:: Task brief ::
Change every "obs-star-stroke" in the data below to "star-stroke" and keep everything else the same.

:: Raw records ::
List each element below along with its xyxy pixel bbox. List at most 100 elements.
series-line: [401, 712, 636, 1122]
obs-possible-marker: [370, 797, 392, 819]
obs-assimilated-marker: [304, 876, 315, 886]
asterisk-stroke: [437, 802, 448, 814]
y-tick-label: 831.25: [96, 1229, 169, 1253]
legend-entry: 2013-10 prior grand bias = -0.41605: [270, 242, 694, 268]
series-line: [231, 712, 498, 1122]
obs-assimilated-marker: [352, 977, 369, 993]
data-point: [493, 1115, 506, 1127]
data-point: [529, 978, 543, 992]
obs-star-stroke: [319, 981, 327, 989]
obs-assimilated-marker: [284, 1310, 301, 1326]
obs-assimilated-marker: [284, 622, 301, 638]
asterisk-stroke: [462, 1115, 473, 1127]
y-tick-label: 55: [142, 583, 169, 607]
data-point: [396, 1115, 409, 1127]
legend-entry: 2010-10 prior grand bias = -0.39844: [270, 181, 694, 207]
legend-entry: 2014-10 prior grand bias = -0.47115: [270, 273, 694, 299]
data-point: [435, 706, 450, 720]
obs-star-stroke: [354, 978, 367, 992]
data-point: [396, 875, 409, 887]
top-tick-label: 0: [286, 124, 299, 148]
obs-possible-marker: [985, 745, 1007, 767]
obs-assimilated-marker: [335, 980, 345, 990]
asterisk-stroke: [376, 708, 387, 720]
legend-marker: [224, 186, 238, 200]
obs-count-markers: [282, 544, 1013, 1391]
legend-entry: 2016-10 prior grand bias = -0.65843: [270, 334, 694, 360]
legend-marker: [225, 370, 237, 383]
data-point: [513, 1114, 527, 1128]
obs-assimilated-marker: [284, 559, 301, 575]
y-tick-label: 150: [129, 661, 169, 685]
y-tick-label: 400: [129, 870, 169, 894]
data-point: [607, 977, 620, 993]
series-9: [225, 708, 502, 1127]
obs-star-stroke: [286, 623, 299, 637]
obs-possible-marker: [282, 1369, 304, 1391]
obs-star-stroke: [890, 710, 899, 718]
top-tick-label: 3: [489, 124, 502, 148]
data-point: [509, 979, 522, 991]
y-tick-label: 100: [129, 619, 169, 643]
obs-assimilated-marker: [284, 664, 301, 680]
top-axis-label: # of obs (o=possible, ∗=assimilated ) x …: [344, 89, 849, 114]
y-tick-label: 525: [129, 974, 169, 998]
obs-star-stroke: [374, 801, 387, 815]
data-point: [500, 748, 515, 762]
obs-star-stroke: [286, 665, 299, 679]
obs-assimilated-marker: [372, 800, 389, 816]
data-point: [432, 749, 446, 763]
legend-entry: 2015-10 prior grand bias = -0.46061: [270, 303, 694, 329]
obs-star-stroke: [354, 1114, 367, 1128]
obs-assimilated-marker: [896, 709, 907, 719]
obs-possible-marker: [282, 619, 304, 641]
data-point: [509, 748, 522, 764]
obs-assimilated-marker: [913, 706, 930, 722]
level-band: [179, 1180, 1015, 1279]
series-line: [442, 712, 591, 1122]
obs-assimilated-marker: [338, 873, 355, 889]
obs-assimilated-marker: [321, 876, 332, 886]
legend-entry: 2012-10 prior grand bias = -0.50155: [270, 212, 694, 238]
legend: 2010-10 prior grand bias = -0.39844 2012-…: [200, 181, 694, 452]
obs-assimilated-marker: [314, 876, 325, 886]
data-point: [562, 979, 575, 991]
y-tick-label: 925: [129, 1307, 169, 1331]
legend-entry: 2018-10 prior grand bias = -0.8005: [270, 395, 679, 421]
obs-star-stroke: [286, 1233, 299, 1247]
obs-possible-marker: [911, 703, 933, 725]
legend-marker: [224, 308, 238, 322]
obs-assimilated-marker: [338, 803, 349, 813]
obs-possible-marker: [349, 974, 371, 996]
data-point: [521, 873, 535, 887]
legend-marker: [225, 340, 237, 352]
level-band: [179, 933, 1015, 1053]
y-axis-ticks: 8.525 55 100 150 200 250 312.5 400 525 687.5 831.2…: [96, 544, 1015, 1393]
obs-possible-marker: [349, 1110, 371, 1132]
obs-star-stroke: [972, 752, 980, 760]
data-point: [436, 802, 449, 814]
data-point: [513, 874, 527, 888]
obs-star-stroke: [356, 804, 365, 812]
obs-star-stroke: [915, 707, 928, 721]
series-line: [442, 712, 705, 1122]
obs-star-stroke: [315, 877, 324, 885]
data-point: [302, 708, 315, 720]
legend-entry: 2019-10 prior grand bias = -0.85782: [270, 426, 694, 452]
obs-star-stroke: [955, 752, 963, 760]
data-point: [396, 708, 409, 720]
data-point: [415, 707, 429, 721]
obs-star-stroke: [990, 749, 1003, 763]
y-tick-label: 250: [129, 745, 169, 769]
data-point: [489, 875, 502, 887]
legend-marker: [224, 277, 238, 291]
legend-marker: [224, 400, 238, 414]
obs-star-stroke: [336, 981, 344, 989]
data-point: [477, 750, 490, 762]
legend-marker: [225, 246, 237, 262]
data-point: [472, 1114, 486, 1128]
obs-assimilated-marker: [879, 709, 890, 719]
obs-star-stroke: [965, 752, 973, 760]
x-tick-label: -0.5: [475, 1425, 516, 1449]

:: Finished exercise ::
List each element below along with its xyxy pixel bbox. List at most 100 elements.
series-line: [401, 712, 636, 1122]
obs-possible-marker: [370, 797, 392, 819]
obs-assimilated-marker: [304, 876, 315, 886]
asterisk-stroke: [437, 802, 448, 814]
y-tick-label: 831.25: [96, 1229, 169, 1253]
legend-entry: 2013-10 prior grand bias = -0.41605: [270, 242, 694, 268]
series-line: [231, 712, 498, 1122]
obs-assimilated-marker: [352, 977, 369, 993]
data-point: [493, 1115, 506, 1127]
data-point: [529, 978, 543, 992]
star-stroke: [319, 981, 327, 989]
obs-assimilated-marker: [284, 1310, 301, 1326]
obs-assimilated-marker: [284, 622, 301, 638]
asterisk-stroke: [462, 1115, 473, 1127]
y-tick-label: 55: [142, 583, 169, 607]
data-point: [396, 1115, 409, 1127]
legend-entry: 2010-10 prior grand bias = -0.39844: [270, 181, 694, 207]
legend-entry: 2014-10 prior grand bias = -0.47115: [270, 273, 694, 299]
data-point: [435, 706, 450, 720]
star-stroke: [354, 978, 367, 992]
data-point: [396, 875, 409, 887]
top-tick-label: 0: [286, 124, 299, 148]
obs-possible-marker: [985, 745, 1007, 767]
obs-assimilated-marker: [335, 980, 345, 990]
asterisk-stroke: [376, 708, 387, 720]
legend-marker: [224, 186, 238, 200]
obs-count-markers: [282, 544, 1013, 1391]
legend-entry: 2016-10 prior grand bias = -0.65843: [270, 334, 694, 360]
legend-marker: [225, 370, 237, 383]
data-point: [513, 1114, 527, 1128]
obs-assimilated-marker: [284, 559, 301, 575]
y-tick-label: 150: [129, 661, 169, 685]
y-tick-label: 400: [129, 870, 169, 894]
data-point: [607, 977, 620, 993]
series-9: [225, 708, 502, 1127]
star-stroke: [286, 623, 299, 637]
obs-possible-marker: [282, 1369, 304, 1391]
star-stroke: [890, 710, 899, 718]
top-tick-label: 3: [489, 124, 502, 148]
data-point: [509, 979, 522, 991]
y-tick-label: 100: [129, 619, 169, 643]
obs-assimilated-marker: [284, 664, 301, 680]
top-axis-label: # of obs (o=possible, ∗=assimilated ) x …: [344, 89, 849, 114]
y-tick-label: 525: [129, 974, 169, 998]
star-stroke: [374, 801, 387, 815]
data-point: [500, 748, 515, 762]
star-stroke: [286, 665, 299, 679]
obs-assimilated-marker: [372, 800, 389, 816]
data-point: [432, 749, 446, 763]
legend-entry: 2015-10 prior grand bias = -0.46061: [270, 303, 694, 329]
star-stroke: [354, 1114, 367, 1128]
obs-assimilated-marker: [896, 709, 907, 719]
obs-possible-marker: [282, 619, 304, 641]
data-point: [509, 748, 522, 764]
obs-assimilated-marker: [913, 706, 930, 722]
level-band: [179, 1180, 1015, 1279]
series-line: [442, 712, 591, 1122]
obs-assimilated-marker: [338, 873, 355, 889]
obs-assimilated-marker: [321, 876, 332, 886]
legend-entry: 2012-10 prior grand bias = -0.50155: [270, 212, 694, 238]
legend: 2010-10 prior grand bias = -0.39844 2012-…: [200, 181, 694, 452]
obs-assimilated-marker: [314, 876, 325, 886]
data-point: [562, 979, 575, 991]
y-tick-label: 925: [129, 1307, 169, 1331]
legend-entry: 2018-10 prior grand bias = -0.8005: [270, 395, 679, 421]
star-stroke: [286, 1233, 299, 1247]
obs-possible-marker: [911, 703, 933, 725]
legend-marker: [224, 308, 238, 322]
obs-assimilated-marker: [338, 803, 349, 813]
obs-possible-marker: [349, 974, 371, 996]
data-point: [521, 873, 535, 887]
legend-marker: [225, 340, 237, 352]
level-band: [179, 933, 1015, 1053]
y-axis-ticks: 8.525 55 100 150 200 250 312.5 400 525 687.5 831.2…: [96, 544, 1015, 1393]
obs-possible-marker: [349, 1110, 371, 1132]
star-stroke: [972, 752, 980, 760]
data-point: [436, 802, 449, 814]
data-point: [513, 874, 527, 888]
star-stroke: [356, 804, 365, 812]
star-stroke: [915, 707, 928, 721]
series-line: [442, 712, 705, 1122]
star-stroke: [315, 877, 324, 885]
data-point: [302, 708, 315, 720]
legend-entry: 2019-10 prior grand bias = -0.85782: [270, 426, 694, 452]
star-stroke: [955, 752, 963, 760]
data-point: [396, 708, 409, 720]
data-point: [415, 707, 429, 721]
star-stroke: [990, 749, 1003, 763]
y-tick-label: 250: [129, 745, 169, 769]
data-point: [489, 875, 502, 887]
legend-marker: [224, 277, 238, 291]
legend-marker: [224, 400, 238, 414]
star-stroke: [336, 981, 344, 989]
data-point: [477, 750, 490, 762]
legend-marker: [225, 246, 237, 262]
data-point: [472, 1114, 486, 1128]
obs-assimilated-marker: [879, 709, 890, 719]
star-stroke: [965, 752, 973, 760]
x-tick-label: -0.5: [475, 1425, 516, 1449]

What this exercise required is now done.